Required task: Reproduce the listing below in full and without alteration, apart from its pictures.

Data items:
== == ==
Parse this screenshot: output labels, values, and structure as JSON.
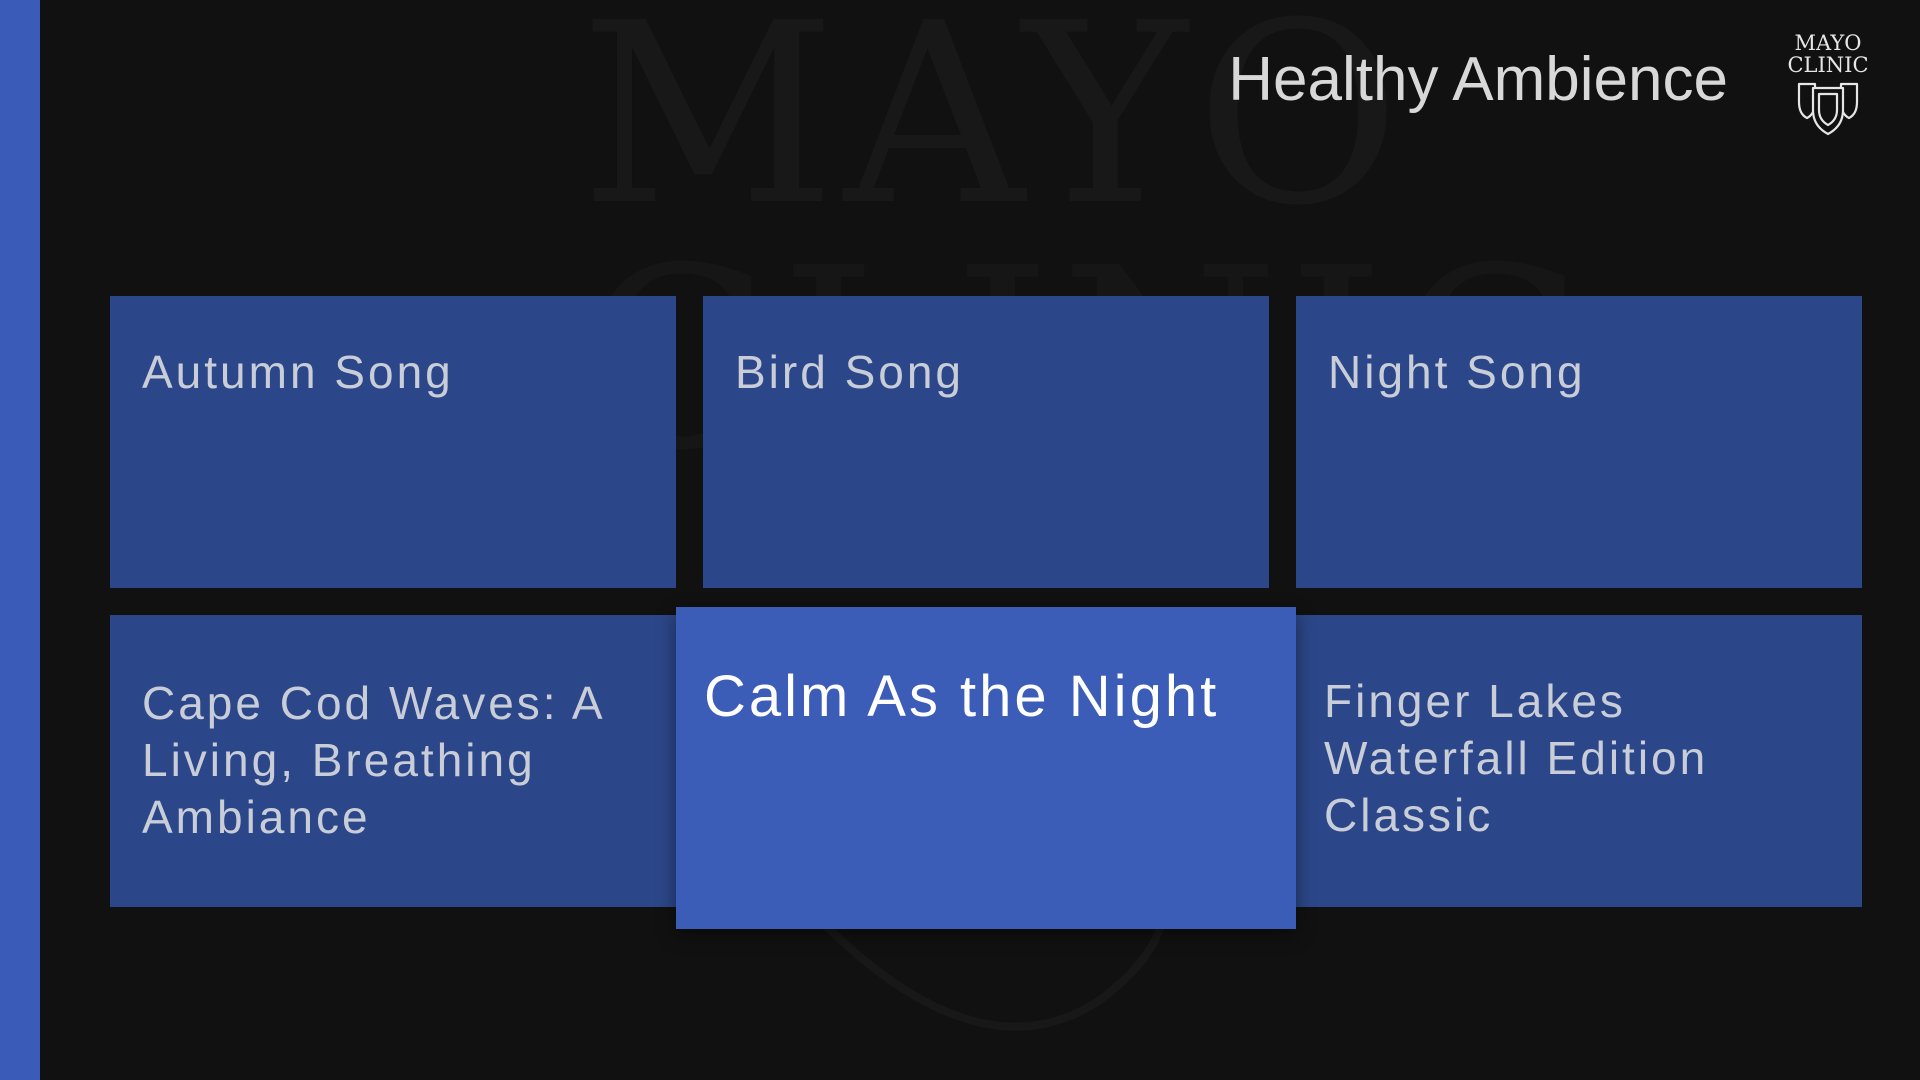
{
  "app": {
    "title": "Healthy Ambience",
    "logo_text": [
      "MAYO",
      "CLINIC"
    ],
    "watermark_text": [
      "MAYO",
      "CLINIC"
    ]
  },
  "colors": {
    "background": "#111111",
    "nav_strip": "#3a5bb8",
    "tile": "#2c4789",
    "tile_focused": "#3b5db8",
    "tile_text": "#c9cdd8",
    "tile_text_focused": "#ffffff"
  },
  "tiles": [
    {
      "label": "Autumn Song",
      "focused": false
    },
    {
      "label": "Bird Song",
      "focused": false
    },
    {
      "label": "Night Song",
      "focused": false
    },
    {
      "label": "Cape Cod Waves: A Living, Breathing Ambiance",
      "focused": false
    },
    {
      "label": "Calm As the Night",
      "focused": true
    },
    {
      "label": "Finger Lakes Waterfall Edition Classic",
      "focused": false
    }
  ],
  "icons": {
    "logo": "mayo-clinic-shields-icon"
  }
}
== == ==
Result of this task:
Parse this screenshot: output labels, values, and structure as JSON.
{
  "app": {
    "title": "Healthy Ambience",
    "logo_text": [
      "MAYO",
      "CLINIC"
    ],
    "watermark_text": [
      "MAYO",
      "CLINIC"
    ]
  },
  "colors": {
    "background": "#111111",
    "nav_strip": "#3a5bb8",
    "tile": "#2c4789",
    "tile_focused": "#3b5db8",
    "tile_text": "#c9cdd8",
    "tile_text_focused": "#ffffff"
  },
  "tiles": [
    {
      "label": "Autumn Song",
      "focused": false
    },
    {
      "label": "Bird Song",
      "focused": false
    },
    {
      "label": "Night Song",
      "focused": false
    },
    {
      "label": "Cape Cod Waves: A Living, Breathing Ambiance",
      "focused": false
    },
    {
      "label": "Calm As the Night",
      "focused": true
    },
    {
      "label": "Finger Lakes Waterfall Edition Classic",
      "focused": false
    }
  ],
  "icons": {
    "logo": "mayo-clinic-shields-icon"
  }
}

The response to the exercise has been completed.